▶ [WHAT YOU WILL DO]:
Send back all the data below, exactly as given.

[Figure dataset records]
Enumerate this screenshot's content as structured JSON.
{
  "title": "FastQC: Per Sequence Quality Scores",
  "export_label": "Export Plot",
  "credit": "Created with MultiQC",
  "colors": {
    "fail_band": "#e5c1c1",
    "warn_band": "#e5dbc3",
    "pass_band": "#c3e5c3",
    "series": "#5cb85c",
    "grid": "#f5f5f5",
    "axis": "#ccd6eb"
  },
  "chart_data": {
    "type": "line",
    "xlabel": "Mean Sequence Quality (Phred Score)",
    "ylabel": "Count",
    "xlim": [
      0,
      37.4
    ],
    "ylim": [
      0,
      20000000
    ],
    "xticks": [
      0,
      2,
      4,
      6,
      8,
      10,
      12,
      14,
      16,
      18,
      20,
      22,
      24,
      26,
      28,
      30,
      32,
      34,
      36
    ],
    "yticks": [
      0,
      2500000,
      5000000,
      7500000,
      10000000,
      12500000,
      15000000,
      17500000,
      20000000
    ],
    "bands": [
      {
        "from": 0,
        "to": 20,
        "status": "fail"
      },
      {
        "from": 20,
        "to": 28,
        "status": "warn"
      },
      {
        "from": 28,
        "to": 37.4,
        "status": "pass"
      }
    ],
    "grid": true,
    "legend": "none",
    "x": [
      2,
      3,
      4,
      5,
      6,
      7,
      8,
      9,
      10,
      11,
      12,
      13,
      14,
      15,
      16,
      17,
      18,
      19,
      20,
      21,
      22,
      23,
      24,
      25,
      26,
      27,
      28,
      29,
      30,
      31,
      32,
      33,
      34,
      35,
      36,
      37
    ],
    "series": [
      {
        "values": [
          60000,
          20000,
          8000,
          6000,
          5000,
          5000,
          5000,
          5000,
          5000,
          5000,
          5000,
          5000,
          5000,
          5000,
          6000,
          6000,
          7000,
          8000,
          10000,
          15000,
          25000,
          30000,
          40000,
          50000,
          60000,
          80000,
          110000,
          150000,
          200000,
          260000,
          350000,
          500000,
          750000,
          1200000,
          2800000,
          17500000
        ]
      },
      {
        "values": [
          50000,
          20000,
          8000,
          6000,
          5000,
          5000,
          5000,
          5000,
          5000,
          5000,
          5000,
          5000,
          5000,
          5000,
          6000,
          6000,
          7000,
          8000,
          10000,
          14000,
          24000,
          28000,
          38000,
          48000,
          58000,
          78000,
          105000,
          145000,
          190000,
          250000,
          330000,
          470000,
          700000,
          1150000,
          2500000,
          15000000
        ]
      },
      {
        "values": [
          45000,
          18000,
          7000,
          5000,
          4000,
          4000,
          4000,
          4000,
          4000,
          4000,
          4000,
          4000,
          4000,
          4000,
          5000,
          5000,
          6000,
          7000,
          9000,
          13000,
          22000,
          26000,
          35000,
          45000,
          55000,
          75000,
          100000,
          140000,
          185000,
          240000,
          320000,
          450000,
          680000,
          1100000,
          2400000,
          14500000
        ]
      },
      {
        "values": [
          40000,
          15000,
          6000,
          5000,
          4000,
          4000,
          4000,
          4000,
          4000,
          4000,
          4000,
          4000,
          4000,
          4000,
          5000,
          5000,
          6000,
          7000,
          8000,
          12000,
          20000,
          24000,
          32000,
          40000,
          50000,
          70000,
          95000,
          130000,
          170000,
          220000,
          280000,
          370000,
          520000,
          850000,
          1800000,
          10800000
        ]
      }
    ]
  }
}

▶ [SOLVED PROBLEM]:
Enumerate this screenshot's content as structured JSON.
{
  "title": "FastQC: Per Sequence Quality Scores",
  "export_label": "Export Plot",
  "credit": "Created with MultiQC",
  "colors": {
    "fail_band": "#e5c1c1",
    "warn_band": "#e5dbc3",
    "pass_band": "#c3e5c3",
    "series": "#5cb85c",
    "grid": "#f5f5f5",
    "axis": "#ccd6eb"
  },
  "chart_data": {
    "type": "line",
    "xlabel": "Mean Sequence Quality (Phred Score)",
    "ylabel": "Count",
    "xlim": [
      0,
      37.4
    ],
    "ylim": [
      0,
      20000000
    ],
    "xticks": [
      0,
      2,
      4,
      6,
      8,
      10,
      12,
      14,
      16,
      18,
      20,
      22,
      24,
      26,
      28,
      30,
      32,
      34,
      36
    ],
    "yticks": [
      0,
      2500000,
      5000000,
      7500000,
      10000000,
      12500000,
      15000000,
      17500000,
      20000000
    ],
    "bands": [
      {
        "from": 0,
        "to": 20,
        "status": "fail"
      },
      {
        "from": 20,
        "to": 28,
        "status": "warn"
      },
      {
        "from": 28,
        "to": 37.4,
        "status": "pass"
      }
    ],
    "grid": true,
    "legend": "none",
    "x": [
      2,
      3,
      4,
      5,
      6,
      7,
      8,
      9,
      10,
      11,
      12,
      13,
      14,
      15,
      16,
      17,
      18,
      19,
      20,
      21,
      22,
      23,
      24,
      25,
      26,
      27,
      28,
      29,
      30,
      31,
      32,
      33,
      34,
      35,
      36,
      37
    ],
    "series": [
      {
        "values": [
          60000,
          20000,
          8000,
          6000,
          5000,
          5000,
          5000,
          5000,
          5000,
          5000,
          5000,
          5000,
          5000,
          5000,
          6000,
          6000,
          7000,
          8000,
          10000,
          15000,
          25000,
          30000,
          40000,
          50000,
          60000,
          80000,
          110000,
          150000,
          200000,
          260000,
          350000,
          500000,
          750000,
          1200000,
          2800000,
          17500000
        ]
      },
      {
        "values": [
          50000,
          20000,
          8000,
          6000,
          5000,
          5000,
          5000,
          5000,
          5000,
          5000,
          5000,
          5000,
          5000,
          5000,
          6000,
          6000,
          7000,
          8000,
          10000,
          14000,
          24000,
          28000,
          38000,
          48000,
          58000,
          78000,
          105000,
          145000,
          190000,
          250000,
          330000,
          470000,
          700000,
          1150000,
          2500000,
          15000000
        ]
      },
      {
        "values": [
          45000,
          18000,
          7000,
          5000,
          4000,
          4000,
          4000,
          4000,
          4000,
          4000,
          4000,
          4000,
          4000,
          4000,
          5000,
          5000,
          6000,
          7000,
          9000,
          13000,
          22000,
          26000,
          35000,
          45000,
          55000,
          75000,
          100000,
          140000,
          185000,
          240000,
          320000,
          450000,
          680000,
          1100000,
          2400000,
          14500000
        ]
      },
      {
        "values": [
          40000,
          15000,
          6000,
          5000,
          4000,
          4000,
          4000,
          4000,
          4000,
          4000,
          4000,
          4000,
          4000,
          4000,
          5000,
          5000,
          6000,
          7000,
          8000,
          12000,
          20000,
          24000,
          32000,
          40000,
          50000,
          70000,
          95000,
          130000,
          170000,
          220000,
          280000,
          370000,
          520000,
          850000,
          1800000,
          10800000
        ]
      }
    ]
  }
}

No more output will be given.